Information given:
————————

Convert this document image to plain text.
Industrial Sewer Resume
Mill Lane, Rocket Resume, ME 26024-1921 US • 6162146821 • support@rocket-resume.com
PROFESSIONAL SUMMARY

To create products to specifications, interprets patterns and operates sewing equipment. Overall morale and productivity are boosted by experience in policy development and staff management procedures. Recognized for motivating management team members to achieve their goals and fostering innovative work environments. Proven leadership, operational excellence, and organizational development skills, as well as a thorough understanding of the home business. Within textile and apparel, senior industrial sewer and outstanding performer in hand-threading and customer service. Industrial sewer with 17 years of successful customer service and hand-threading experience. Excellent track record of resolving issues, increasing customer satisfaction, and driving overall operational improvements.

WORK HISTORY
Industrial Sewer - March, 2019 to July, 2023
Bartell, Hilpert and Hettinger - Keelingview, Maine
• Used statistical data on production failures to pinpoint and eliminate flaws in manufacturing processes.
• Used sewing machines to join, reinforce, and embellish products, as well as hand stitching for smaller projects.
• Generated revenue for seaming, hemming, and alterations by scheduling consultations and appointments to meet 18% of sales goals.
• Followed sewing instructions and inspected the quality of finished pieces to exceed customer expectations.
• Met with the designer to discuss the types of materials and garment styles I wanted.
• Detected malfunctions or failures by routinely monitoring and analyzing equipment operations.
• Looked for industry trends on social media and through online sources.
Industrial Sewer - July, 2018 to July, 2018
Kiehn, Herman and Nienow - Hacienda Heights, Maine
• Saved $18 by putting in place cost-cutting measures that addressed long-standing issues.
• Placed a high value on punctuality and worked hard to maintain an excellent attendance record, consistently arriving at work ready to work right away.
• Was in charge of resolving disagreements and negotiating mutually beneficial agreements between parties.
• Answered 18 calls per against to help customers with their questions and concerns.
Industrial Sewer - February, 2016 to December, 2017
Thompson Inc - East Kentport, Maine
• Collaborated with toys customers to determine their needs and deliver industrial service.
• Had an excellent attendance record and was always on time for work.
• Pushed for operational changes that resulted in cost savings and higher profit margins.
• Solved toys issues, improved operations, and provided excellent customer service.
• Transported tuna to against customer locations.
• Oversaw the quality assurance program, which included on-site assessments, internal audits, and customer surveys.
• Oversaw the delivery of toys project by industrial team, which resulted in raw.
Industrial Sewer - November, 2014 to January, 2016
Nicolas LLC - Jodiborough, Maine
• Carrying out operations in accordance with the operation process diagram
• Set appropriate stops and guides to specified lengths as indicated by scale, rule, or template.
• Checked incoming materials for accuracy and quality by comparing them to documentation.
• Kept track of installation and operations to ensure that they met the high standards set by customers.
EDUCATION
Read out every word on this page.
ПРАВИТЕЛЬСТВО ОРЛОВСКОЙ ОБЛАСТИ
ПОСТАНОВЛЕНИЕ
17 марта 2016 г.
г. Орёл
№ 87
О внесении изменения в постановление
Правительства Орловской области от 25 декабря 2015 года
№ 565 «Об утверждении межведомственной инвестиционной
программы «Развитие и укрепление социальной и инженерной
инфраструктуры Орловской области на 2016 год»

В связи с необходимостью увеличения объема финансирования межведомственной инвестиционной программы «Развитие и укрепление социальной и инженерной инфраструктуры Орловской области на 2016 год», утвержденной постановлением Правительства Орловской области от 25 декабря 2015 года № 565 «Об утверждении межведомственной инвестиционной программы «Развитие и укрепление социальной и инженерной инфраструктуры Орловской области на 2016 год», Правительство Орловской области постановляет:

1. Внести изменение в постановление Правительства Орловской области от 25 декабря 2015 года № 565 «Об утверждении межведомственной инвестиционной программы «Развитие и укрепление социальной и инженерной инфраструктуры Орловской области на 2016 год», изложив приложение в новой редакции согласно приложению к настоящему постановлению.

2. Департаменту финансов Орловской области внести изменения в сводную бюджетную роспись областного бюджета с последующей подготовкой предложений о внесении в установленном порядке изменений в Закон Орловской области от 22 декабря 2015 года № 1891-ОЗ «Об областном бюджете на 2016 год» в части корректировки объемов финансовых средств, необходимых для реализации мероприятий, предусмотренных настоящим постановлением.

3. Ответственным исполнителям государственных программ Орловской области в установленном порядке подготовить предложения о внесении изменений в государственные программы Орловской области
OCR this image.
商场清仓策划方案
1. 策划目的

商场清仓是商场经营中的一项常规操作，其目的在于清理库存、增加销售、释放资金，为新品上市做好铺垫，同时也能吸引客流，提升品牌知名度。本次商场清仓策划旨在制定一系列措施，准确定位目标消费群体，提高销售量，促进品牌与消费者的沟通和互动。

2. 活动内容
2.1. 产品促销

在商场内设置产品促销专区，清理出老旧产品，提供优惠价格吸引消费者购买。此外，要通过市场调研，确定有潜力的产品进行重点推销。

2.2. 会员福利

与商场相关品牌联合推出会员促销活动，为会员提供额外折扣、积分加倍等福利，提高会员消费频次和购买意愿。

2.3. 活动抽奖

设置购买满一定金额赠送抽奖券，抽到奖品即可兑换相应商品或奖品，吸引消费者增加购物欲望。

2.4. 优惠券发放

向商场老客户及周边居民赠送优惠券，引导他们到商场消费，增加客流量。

————————

Required work:
Repeat the material above exactly.

Expected output:
Convert this document image to plain text.
Industrial Sewer Resume
Mill Lane, Rocket Resume, ME 26024-1921 US • 6162146821 • support@rocket-resume.com
PROFESSIONAL SUMMARY

To create products to specifications, interprets patterns and operates sewing equipment. Overall morale and productivity are boosted by experience in policy development and staff management procedures. Recognized for motivating management team members to achieve their goals and fostering innovative work environments. Proven leadership, operational excellence, and organizational development skills, as well as a thorough understanding of the home business. Within textile and apparel, senior industrial sewer and outstanding performer in hand-threading and customer service. Industrial sewer with 17 years of successful customer service and hand-threading experience. Excellent track record of resolving issues, increasing customer satisfaction, and driving overall operational improvements.

WORK HISTORY
Industrial Sewer - March, 2019 to July, 2023
Bartell, Hilpert and Hettinger - Keelingview, Maine
• Used statistical data on production failures to pinpoint and eliminate flaws in manufacturing processes.
• Used sewing machines to join, reinforce, and embellish products, as well as hand stitching for smaller projects.
• Generated revenue for seaming, hemming, and alterations by scheduling consultations and appointments to meet 18% of sales goals.
• Followed sewing instructions and inspected the quality of finished pieces to exceed customer expectations.
• Met with the designer to discuss the types of materials and garment styles I wanted.
• Detected malfunctions or failures by routinely monitoring and analyzing equipment operations.
• Looked for industry trends on social media and through online sources.
Industrial Sewer - July, 2018 to July, 2018
Kiehn, Herman and Nienow - Hacienda Heights, Maine
• Saved $18 by putting in place cost-cutting measures that addressed long-standing issues.
• Placed a high value on punctuality and worked hard to maintain an excellent attendance record, consistently arriving at work ready to work right away.
• Was in charge of resolving disagreements and negotiating mutually beneficial agreements between parties.
• Answered 18 calls per against to help customers with their questions and concerns.
Industrial Sewer - February, 2016 to December, 2017
Thompson Inc - East Kentport, Maine
• Collaborated with toys customers to determine their needs and deliver industrial service.
• Had an excellent attendance record and was always on time for work.
• Pushed for operational changes that resulted in cost savings and higher profit margins.
• Solved toys issues, improved operations, and provided excellent customer service.
• Transported tuna to against customer locations.
• Oversaw the quality assurance program, which included on-site assessments, internal audits, and customer surveys.
• Oversaw the delivery of toys project by industrial team, which resulted in raw.
Industrial Sewer - November, 2014 to January, 2016
Nicolas LLC - Jodiborough, Maine
• Carrying out operations in accordance with the operation process diagram
• Set appropriate stops and guides to specified lengths as indicated by scale, rule, or template.
• Checked incoming materials for accuracy and quality by comparing them to documentation.
• Kept track of installation and operations to ensure that they met the high standards set by customers.
EDUCATION
Read out every word on this page.
ПРАВИТЕЛЬСТВО ОРЛОВСКОЙ ОБЛАСТИ
ПОСТАНОВЛЕНИЕ
17 марта 2016 г.
г. Орёл
№ 87
О внесении изменения в постановление
Правительства Орловской области от 25 декабря 2015 года
№ 565 «Об утверждении межведомственной инвестиционной
программы «Развитие и укрепление социальной и инженерной
инфраструктуры Орловской области на 2016 год»

В связи с необходимостью увеличения объема финансирования межведомственной инвестиционной программы «Развитие и укрепление социальной и инженерной инфраструктуры Орловской области на 2016 год», утвержденной постановлением Правительства Орловской области от 25 декабря 2015 года № 565 «Об утверждении межведомственной инвестиционной программы «Развитие и укрепление социальной и инженерной инфраструктуры Орловской области на 2016 год», Правительство Орловской области постановляет:

1. Внести изменение в постановление Правительства Орловской области от 25 декабря 2015 года № 565 «Об утверждении межведомственной инвестиционной программы «Развитие и укрепление социальной и инженерной инфраструктуры Орловской области на 2016 год», изложив приложение в новой редакции согласно приложению к настоящему постановлению.

2. Департаменту финансов Орловской области внести изменения в сводную бюджетную роспись областного бюджета с последующей подготовкой предложений о внесении в установленном порядке изменений в Закон Орловской области от 22 декабря 2015 года № 1891-ОЗ «Об областном бюджете на 2016 год» в части корректировки объемов финансовых средств, необходимых для реализации мероприятий, предусмотренных настоящим постановлением.

3. Ответственным исполнителям государственных программ Орловской области в установленном порядке подготовить предложения о внесении изменений в государственные программы Орловской области
OCR this image.
商场清仓策划方案
1. 策划目的

商场清仓是商场经营中的一项常规操作，其目的在于清理库存、增加销售、释放资金，为新品上市做好铺垫，同时也能吸引客流，提升品牌知名度。本次商场清仓策划旨在制定一系列措施，准确定位目标消费群体，提高销售量，促进品牌与消费者的沟通和互动。

2. 活动内容
2.1. 产品促销

在商场内设置产品促销专区，清理出老旧产品，提供优惠价格吸引消费者购买。此外，要通过市场调研，确定有潜力的产品进行重点推销。

2.2. 会员福利

与商场相关品牌联合推出会员促销活动，为会员提供额外折扣、积分加倍等福利，提高会员消费频次和购买意愿。

2.3. 活动抽奖

设置购买满一定金额赠送抽奖券，抽到奖品即可兑换相应商品或奖品，吸引消费者增加购物欲望。

2.4. 优惠券发放

向商场老客户及周边居民赠送优惠券，引导他们到商场消费，增加客流量。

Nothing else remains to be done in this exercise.